(Data records)
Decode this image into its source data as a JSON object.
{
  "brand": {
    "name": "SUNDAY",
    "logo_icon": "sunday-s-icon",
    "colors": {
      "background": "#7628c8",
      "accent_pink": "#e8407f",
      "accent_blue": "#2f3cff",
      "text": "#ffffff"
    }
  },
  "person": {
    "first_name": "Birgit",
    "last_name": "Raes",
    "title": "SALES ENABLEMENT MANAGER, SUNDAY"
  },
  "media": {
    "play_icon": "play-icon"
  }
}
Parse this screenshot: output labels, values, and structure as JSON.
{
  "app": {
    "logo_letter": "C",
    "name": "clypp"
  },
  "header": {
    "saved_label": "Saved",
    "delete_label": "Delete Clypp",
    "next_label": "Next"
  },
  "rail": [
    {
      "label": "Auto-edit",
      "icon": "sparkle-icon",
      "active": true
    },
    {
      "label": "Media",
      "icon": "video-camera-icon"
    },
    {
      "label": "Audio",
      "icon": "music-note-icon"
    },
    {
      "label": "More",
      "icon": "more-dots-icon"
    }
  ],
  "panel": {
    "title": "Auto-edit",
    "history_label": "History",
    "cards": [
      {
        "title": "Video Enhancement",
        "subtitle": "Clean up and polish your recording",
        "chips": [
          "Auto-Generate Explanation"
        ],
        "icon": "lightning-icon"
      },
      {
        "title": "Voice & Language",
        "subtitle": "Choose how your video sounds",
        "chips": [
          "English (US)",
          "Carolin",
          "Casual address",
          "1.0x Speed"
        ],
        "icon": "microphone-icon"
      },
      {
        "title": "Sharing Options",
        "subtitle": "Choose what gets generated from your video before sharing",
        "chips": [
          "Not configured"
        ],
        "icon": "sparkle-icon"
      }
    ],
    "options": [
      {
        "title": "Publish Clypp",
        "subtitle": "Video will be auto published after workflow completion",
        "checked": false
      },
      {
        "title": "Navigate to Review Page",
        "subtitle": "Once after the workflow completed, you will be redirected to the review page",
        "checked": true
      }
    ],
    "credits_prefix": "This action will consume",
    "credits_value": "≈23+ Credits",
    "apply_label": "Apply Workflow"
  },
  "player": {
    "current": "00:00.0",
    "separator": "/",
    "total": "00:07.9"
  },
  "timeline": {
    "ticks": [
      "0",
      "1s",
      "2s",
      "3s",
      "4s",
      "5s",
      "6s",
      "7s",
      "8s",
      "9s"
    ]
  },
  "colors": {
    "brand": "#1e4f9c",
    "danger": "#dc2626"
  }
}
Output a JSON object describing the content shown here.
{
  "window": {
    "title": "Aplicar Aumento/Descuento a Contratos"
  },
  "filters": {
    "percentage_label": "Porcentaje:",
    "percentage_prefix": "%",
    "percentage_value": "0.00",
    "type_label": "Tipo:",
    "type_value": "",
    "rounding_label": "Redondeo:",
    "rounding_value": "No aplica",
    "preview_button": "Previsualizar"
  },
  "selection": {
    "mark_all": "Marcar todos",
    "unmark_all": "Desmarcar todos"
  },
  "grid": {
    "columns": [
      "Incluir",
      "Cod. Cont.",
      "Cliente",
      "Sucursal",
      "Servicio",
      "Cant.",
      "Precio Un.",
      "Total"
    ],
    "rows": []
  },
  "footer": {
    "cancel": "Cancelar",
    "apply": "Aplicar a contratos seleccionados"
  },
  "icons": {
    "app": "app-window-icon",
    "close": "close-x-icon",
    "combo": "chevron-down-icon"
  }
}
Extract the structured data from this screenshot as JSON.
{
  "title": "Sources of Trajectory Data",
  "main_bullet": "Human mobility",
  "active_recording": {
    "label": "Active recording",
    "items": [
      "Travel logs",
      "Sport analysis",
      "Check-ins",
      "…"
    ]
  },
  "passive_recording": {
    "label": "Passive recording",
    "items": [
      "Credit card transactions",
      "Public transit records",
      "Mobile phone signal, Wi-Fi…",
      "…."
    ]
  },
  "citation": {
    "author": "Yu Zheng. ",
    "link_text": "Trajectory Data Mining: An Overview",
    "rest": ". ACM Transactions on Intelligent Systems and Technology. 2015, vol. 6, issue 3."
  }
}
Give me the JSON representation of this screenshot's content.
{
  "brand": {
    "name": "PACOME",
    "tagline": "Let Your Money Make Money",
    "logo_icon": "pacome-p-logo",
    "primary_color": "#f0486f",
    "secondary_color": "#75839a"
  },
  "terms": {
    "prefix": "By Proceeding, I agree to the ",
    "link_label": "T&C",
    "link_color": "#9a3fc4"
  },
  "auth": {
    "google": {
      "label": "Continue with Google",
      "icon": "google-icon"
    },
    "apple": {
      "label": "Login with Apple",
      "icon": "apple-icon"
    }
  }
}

What this task involves:
Determine how many lines of the entries above carry the string "todos", and give that number alone.

Answer to this task:
2